Your task - Copy the following rows verbatim.

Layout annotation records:
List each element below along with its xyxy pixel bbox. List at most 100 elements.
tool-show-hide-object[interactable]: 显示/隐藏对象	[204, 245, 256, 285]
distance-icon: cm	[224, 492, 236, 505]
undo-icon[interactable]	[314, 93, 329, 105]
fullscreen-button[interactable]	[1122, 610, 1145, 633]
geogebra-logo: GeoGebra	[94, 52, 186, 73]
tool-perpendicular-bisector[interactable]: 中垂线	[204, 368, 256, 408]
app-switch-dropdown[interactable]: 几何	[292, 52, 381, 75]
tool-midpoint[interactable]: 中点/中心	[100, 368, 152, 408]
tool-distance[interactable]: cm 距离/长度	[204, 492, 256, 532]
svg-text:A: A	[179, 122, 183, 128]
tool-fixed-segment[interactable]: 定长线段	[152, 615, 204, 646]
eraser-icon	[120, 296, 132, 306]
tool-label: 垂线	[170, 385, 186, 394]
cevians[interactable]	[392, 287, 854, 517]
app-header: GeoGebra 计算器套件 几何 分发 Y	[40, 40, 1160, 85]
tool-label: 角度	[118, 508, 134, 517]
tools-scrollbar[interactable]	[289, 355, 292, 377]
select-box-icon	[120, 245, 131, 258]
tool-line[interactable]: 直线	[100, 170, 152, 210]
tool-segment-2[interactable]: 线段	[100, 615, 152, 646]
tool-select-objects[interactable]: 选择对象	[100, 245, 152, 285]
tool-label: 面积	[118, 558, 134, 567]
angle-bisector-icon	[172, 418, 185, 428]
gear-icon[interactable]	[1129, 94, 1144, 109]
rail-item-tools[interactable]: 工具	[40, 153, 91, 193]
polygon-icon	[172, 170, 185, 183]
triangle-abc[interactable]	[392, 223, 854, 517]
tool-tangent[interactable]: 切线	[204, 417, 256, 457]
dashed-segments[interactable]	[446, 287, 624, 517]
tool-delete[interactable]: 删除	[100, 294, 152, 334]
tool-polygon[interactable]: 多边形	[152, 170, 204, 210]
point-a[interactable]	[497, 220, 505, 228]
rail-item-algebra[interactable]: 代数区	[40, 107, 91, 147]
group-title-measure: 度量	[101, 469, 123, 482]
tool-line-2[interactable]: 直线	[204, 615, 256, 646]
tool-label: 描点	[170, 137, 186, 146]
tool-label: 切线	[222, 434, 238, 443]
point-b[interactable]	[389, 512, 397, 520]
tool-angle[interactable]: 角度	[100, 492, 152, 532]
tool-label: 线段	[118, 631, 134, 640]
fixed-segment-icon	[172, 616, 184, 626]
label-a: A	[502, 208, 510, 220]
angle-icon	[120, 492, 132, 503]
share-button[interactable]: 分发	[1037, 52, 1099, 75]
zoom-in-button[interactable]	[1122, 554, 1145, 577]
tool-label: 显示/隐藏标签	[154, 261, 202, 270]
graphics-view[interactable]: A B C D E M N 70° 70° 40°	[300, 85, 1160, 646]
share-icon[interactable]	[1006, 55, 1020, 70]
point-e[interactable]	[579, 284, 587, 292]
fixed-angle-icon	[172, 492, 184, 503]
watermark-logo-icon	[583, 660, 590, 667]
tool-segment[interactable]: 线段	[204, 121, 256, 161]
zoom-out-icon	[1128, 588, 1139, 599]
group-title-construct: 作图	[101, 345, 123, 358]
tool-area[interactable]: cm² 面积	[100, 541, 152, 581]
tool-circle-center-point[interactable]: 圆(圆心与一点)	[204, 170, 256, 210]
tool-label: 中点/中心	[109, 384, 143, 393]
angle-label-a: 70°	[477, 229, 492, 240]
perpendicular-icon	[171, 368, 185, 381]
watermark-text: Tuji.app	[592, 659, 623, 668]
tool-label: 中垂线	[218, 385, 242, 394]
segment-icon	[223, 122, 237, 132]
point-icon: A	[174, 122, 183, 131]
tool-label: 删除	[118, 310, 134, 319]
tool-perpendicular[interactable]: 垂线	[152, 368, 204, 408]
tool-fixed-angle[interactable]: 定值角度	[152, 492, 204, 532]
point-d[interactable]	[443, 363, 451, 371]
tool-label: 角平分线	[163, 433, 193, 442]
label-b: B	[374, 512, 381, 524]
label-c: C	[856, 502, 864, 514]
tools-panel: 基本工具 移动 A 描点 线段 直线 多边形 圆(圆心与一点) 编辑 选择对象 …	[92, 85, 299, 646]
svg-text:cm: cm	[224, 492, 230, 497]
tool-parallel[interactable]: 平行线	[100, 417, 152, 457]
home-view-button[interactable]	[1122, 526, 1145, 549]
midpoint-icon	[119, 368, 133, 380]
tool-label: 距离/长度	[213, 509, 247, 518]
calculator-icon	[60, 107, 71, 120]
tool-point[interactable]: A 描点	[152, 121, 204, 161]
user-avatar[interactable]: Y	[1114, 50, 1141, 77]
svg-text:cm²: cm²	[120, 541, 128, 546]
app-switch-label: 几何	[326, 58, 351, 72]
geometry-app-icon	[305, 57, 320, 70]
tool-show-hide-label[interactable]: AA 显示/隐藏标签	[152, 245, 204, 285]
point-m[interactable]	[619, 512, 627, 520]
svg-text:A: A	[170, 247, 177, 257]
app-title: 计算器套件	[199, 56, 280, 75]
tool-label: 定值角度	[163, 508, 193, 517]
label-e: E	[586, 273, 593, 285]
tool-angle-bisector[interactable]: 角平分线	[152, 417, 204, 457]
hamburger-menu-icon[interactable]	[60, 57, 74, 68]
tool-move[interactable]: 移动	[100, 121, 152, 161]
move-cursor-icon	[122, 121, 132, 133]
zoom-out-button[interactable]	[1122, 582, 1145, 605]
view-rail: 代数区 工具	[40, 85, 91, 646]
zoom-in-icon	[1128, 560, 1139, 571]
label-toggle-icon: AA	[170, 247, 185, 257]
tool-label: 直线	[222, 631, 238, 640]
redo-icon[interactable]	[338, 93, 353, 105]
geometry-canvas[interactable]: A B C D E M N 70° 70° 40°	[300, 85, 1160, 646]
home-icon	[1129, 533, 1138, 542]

Response -
List each element below along with its xyxy pixel bbox. List at most 100 elements.
tool-show-hide-object[interactable]: 显示/隐藏对象	[204, 245, 256, 285]
distance-icon: cm	[224, 492, 236, 505]
undo-icon[interactable]	[314, 93, 329, 105]
fullscreen-button[interactable]	[1122, 610, 1145, 633]
geogebra-logo: GeoGebra	[94, 52, 186, 73]
tool-perpendicular-bisector[interactable]: 中垂线	[204, 368, 256, 408]
app-switch-dropdown[interactable]: 几何	[292, 52, 381, 75]
tool-midpoint[interactable]: 中点/中心	[100, 368, 152, 408]
tool-distance[interactable]: cm 距离/长度	[204, 492, 256, 532]
svg-text:A: A	[179, 122, 183, 128]
tool-fixed-segment[interactable]: 定长线段	[152, 615, 204, 646]
eraser-icon	[120, 296, 132, 306]
tool-label: 垂线	[170, 385, 186, 394]
cevians[interactable]	[392, 287, 854, 517]
app-header: GeoGebra 计算器套件 几何 分发 Y	[40, 40, 1160, 85]
tool-label: 角度	[118, 508, 134, 517]
tools-scrollbar[interactable]	[289, 355, 292, 377]
select-box-icon	[120, 245, 131, 258]
tool-line[interactable]: 直线	[100, 170, 152, 210]
tool-segment-2[interactable]: 线段	[100, 615, 152, 646]
tool-select-objects[interactable]: 选择对象	[100, 245, 152, 285]
tool-label: 面积	[118, 558, 134, 567]
angle-bisector-icon	[172, 418, 185, 428]
gear-icon[interactable]	[1129, 94, 1144, 109]
rail-item-tools[interactable]: 工具	[40, 153, 91, 193]
polygon-icon	[172, 170, 185, 183]
triangle-abc[interactable]	[392, 223, 854, 517]
tool-tangent[interactable]: 切线	[204, 417, 256, 457]
dashed-segments[interactable]	[446, 287, 624, 517]
tool-delete[interactable]: 删除	[100, 294, 152, 334]
tool-polygon[interactable]: 多边形	[152, 170, 204, 210]
point-a[interactable]	[497, 220, 505, 228]
rail-item-algebra[interactable]: 代数区	[40, 107, 91, 147]
group-title-measure: 度量	[101, 469, 123, 482]
tool-line-2[interactable]: 直线	[204, 615, 256, 646]
tool-label: 描点	[170, 137, 186, 146]
tool-label: 切线	[222, 434, 238, 443]
point-b[interactable]	[389, 512, 397, 520]
tool-angle[interactable]: 角度	[100, 492, 152, 532]
tool-label: 线段	[118, 631, 134, 640]
fixed-segment-icon	[172, 616, 184, 626]
label-a: A	[502, 208, 510, 220]
angle-icon	[120, 492, 132, 503]
share-button[interactable]: 分发	[1037, 52, 1099, 75]
zoom-in-button[interactable]	[1122, 554, 1145, 577]
tool-label: 显示/隐藏标签	[154, 261, 202, 270]
graphics-view[interactable]: A B C D E M N 70° 70° 40°	[300, 85, 1160, 646]
share-icon[interactable]	[1006, 55, 1020, 70]
point-e[interactable]	[579, 284, 587, 292]
fixed-angle-icon	[172, 492, 184, 503]
watermark-logo-icon	[583, 660, 590, 667]
tool-segment[interactable]: 线段	[204, 121, 256, 161]
zoom-out-icon	[1128, 588, 1139, 599]
group-title-construct: 作图	[101, 345, 123, 358]
tool-area[interactable]: cm² 面积	[100, 541, 152, 581]
tool-circle-center-point[interactable]: 圆(圆心与一点)	[204, 170, 256, 210]
tool-label: 中点/中心	[109, 384, 143, 393]
angle-label-a: 70°	[477, 229, 492, 240]
perpendicular-icon	[171, 368, 185, 381]
watermark-text: Tuji.app	[592, 659, 623, 668]
tool-label: 中垂线	[218, 385, 242, 394]
segment-icon	[223, 122, 237, 132]
point-icon: A	[174, 122, 183, 131]
tool-label: 删除	[118, 310, 134, 319]
tool-perpendicular[interactable]: 垂线	[152, 368, 204, 408]
tool-fixed-angle[interactable]: 定值角度	[152, 492, 204, 532]
point-d[interactable]	[443, 363, 451, 371]
tool-label: 角平分线	[163, 433, 193, 442]
label-b: B	[374, 512, 381, 524]
label-c: C	[856, 502, 864, 514]
tools-panel: 基本工具 移动 A 描点 线段 直线 多边形 圆(圆心与一点) 编辑 选择对象 …	[92, 85, 299, 646]
svg-text:cm: cm	[224, 492, 230, 497]
tool-parallel[interactable]: 平行线	[100, 417, 152, 457]
home-view-button[interactable]	[1122, 526, 1145, 549]
midpoint-icon	[119, 368, 133, 380]
tool-label: 距离/长度	[213, 509, 247, 518]
calculator-icon	[60, 107, 71, 120]
tool-point[interactable]: A 描点	[152, 121, 204, 161]
user-avatar[interactable]: Y	[1114, 50, 1141, 77]
svg-text:cm²: cm²	[120, 541, 128, 546]
app-switch-label: 几何	[326, 58, 351, 72]
geometry-app-icon	[305, 57, 320, 70]
tool-show-hide-label[interactable]: AA 显示/隐藏标签	[152, 245, 204, 285]
point-m[interactable]	[619, 512, 627, 520]
svg-text:A: A	[170, 247, 177, 257]
app-title: 计算器套件	[199, 56, 280, 75]
tool-label: 定值角度	[163, 508, 193, 517]
label-e: E	[586, 273, 593, 285]
tool-angle-bisector[interactable]: 角平分线	[152, 417, 204, 457]
hamburger-menu-icon[interactable]	[60, 57, 74, 68]
tool-move[interactable]: 移动	[100, 121, 152, 161]
move-cursor-icon	[122, 121, 132, 133]
zoom-out-button[interactable]	[1122, 582, 1145, 605]
view-rail: 代数区 工具	[40, 85, 91, 646]
zoom-in-icon	[1128, 560, 1139, 571]
label-toggle-icon: AA	[170, 247, 185, 257]
tool-label: 直线	[222, 631, 238, 640]
redo-icon[interactable]	[338, 93, 353, 105]
geometry-canvas[interactable]: A B C D E M N 70° 70° 40°	[300, 85, 1160, 646]
home-icon	[1129, 533, 1138, 542]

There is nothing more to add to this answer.